▸ Work instructions
Locate the lines that hold the string "bien". Copy every such line.

▸ Material to process
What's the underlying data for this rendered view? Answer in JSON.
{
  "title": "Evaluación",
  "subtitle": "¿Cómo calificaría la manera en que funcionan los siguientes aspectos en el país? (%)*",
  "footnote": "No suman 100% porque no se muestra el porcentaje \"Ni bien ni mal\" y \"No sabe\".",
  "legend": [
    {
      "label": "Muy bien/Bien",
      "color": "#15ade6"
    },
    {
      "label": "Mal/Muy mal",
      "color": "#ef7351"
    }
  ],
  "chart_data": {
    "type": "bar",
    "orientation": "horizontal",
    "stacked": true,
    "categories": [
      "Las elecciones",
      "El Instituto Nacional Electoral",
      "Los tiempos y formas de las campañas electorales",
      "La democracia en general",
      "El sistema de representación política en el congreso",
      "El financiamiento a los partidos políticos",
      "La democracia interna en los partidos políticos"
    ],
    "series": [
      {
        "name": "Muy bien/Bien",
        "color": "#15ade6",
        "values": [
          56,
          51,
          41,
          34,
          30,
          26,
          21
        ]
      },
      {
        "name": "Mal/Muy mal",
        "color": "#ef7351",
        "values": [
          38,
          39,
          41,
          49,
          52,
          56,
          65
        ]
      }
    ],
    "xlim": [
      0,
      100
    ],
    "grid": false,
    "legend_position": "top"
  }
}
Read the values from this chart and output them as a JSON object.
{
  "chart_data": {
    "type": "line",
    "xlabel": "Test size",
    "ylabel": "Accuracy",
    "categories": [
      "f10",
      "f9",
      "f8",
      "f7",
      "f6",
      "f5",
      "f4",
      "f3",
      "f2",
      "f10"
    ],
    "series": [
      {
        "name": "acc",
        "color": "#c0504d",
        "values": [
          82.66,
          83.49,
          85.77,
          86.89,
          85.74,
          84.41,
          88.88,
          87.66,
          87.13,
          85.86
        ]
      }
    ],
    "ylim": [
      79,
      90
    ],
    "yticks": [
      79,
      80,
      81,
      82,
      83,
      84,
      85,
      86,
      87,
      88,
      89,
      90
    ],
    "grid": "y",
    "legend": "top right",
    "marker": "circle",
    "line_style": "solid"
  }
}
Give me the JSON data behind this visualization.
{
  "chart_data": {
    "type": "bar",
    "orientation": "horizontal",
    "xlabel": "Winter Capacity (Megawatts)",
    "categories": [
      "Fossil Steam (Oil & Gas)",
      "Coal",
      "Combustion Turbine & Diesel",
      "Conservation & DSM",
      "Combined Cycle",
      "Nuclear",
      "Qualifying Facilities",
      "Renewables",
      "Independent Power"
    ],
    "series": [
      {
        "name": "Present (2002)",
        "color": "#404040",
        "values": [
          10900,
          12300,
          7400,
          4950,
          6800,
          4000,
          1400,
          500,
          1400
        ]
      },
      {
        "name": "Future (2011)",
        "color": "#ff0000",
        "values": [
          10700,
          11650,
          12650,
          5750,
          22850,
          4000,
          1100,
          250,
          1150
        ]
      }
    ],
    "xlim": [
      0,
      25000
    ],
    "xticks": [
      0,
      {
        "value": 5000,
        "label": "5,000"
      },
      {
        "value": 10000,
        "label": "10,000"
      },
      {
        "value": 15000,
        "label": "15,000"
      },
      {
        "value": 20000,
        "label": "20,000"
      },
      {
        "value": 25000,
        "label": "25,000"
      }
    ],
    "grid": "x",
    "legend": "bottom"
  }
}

▸ Complete response
  "footnote": "No suman 100% porque no se muestra el porcentaje \"Ni bien ni mal\" y \"No sabe\".",
      "label": "Muy bien/Bien",
        "name": "Muy bien/Bien",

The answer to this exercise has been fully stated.